TASK GOAL: Wherever a line holds the word "metals", copy that line out.

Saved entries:
((
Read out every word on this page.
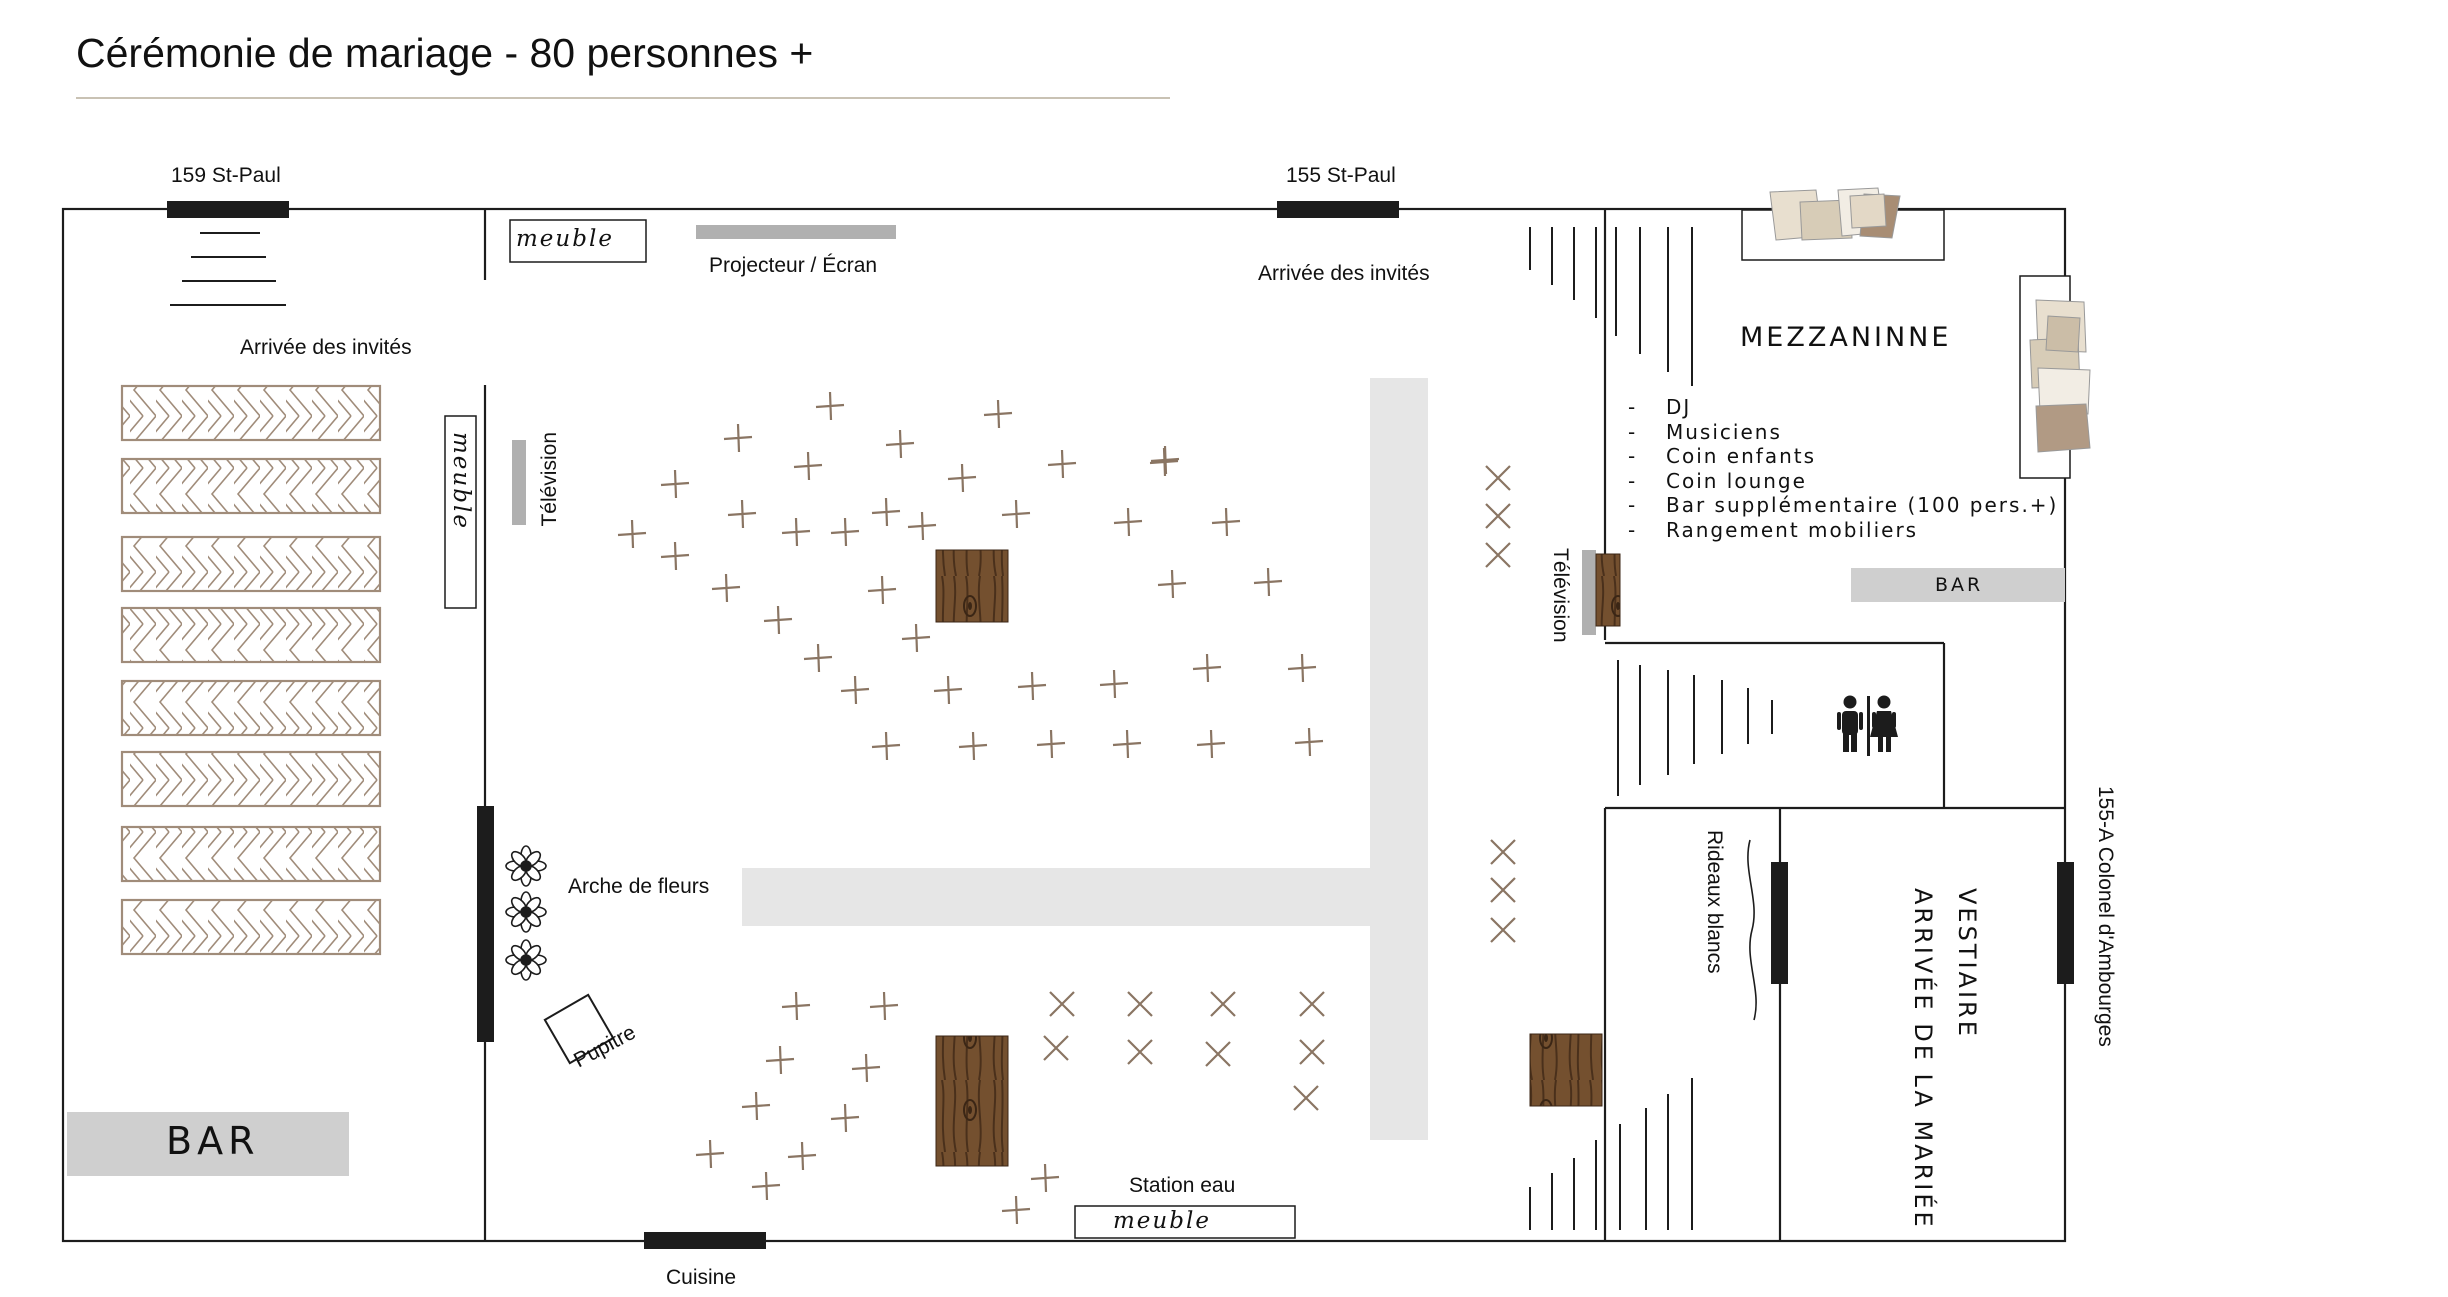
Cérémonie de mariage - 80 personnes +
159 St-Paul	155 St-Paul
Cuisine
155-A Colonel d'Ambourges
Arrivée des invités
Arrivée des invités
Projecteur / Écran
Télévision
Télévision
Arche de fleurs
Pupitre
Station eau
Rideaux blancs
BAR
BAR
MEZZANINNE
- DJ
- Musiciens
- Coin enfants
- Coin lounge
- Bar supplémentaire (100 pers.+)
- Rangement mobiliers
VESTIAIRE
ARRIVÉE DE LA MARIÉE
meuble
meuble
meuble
))
((
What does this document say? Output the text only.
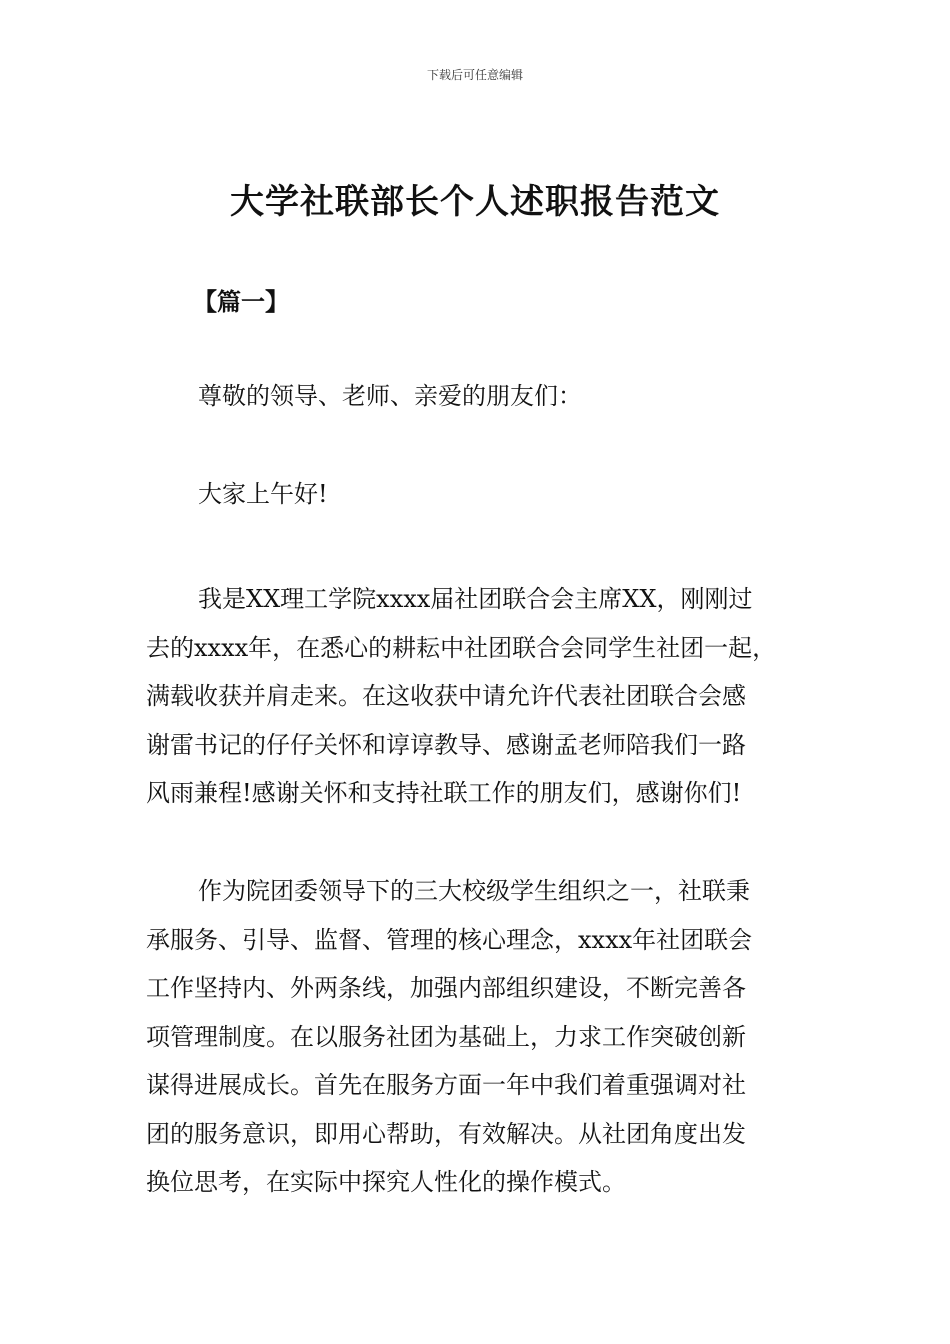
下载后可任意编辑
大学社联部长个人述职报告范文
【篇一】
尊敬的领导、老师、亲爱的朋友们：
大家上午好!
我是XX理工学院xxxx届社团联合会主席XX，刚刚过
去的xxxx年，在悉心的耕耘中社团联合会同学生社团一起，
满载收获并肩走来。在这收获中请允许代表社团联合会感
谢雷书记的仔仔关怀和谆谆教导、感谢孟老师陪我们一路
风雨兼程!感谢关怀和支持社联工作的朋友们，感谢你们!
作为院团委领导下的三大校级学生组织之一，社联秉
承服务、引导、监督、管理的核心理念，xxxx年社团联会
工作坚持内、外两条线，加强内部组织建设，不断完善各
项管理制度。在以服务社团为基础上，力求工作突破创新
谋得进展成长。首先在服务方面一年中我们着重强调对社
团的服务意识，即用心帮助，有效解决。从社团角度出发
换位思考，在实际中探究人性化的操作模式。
))
((
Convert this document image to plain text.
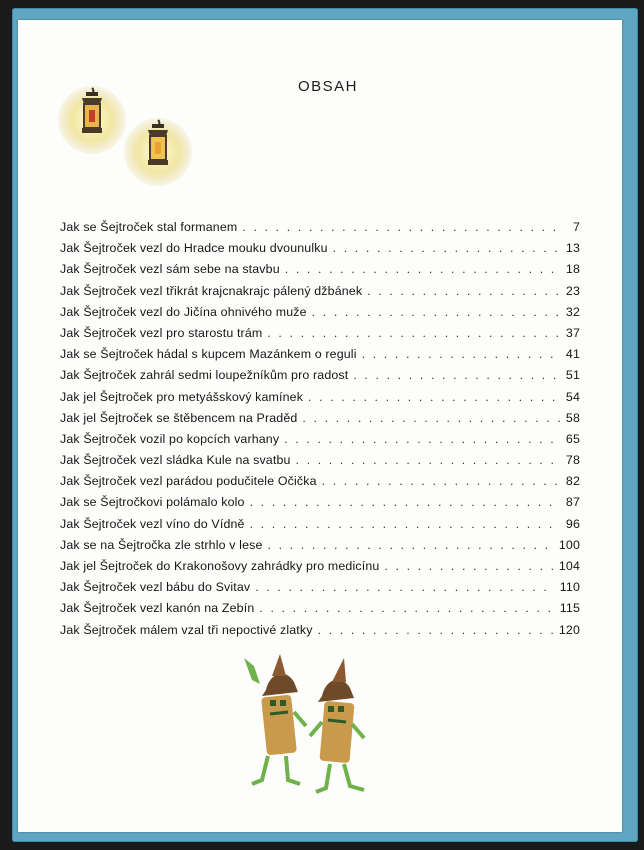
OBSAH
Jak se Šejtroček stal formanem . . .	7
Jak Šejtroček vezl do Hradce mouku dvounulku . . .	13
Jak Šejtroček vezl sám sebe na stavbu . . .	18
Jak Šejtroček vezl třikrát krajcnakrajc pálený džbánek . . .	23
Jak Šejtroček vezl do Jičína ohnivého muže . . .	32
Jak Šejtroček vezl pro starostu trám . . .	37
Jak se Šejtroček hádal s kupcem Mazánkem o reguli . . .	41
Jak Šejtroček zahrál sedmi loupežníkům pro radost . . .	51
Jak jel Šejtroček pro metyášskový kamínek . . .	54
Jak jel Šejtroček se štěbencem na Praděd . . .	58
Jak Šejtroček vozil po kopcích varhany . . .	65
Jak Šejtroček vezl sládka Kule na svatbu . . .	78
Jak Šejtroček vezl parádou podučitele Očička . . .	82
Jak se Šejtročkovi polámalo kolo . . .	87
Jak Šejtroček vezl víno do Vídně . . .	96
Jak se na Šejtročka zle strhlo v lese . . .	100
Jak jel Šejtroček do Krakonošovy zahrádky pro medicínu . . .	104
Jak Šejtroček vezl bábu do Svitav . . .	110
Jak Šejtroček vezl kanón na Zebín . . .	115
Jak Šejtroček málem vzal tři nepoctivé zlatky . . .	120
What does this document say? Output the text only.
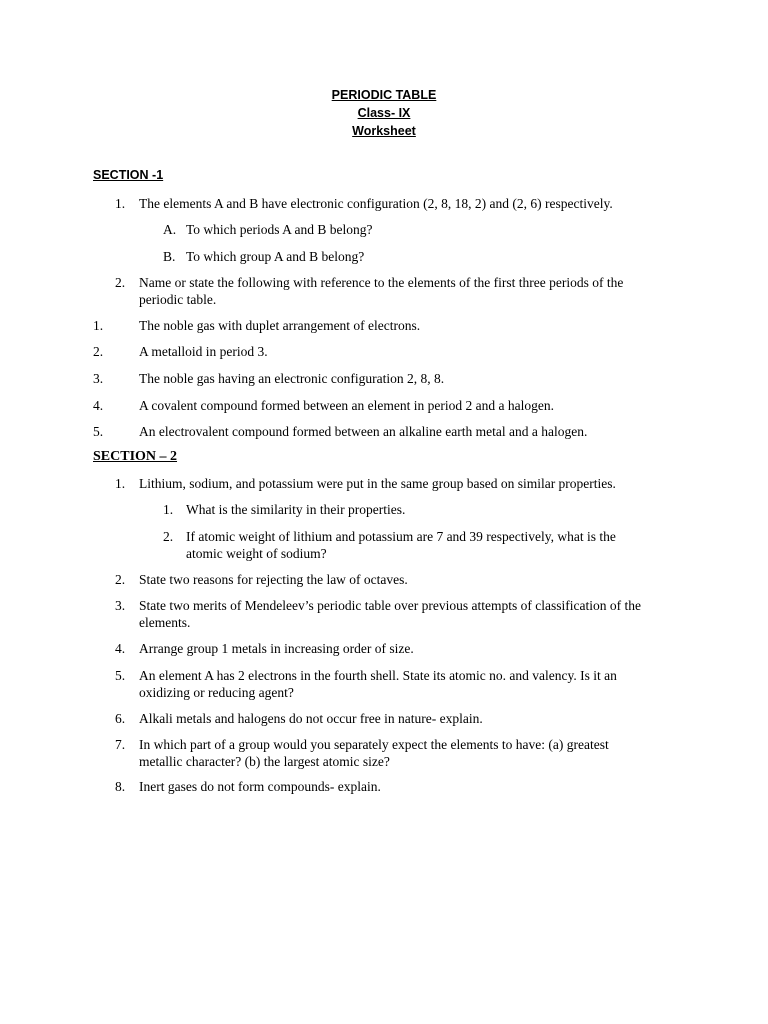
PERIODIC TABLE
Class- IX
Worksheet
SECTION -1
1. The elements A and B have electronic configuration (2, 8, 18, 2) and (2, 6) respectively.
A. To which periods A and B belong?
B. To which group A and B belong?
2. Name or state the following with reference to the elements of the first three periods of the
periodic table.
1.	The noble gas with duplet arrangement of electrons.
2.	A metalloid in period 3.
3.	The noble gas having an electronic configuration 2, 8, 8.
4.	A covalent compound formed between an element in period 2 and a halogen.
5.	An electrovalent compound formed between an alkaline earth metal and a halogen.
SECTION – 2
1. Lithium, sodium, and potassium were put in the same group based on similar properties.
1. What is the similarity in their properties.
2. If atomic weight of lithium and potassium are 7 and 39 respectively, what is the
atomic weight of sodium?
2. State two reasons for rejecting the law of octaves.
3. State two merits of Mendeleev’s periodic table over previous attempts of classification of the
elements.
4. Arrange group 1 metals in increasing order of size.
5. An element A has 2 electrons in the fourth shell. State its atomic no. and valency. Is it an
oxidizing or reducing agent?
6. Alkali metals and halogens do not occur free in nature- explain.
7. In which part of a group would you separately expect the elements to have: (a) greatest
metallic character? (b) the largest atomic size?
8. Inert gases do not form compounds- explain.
))
RESPONSE:
4. Arrange group 1 metals in increasing order of size.
6. Alkali metals and halogens do not occur free in nature- explain.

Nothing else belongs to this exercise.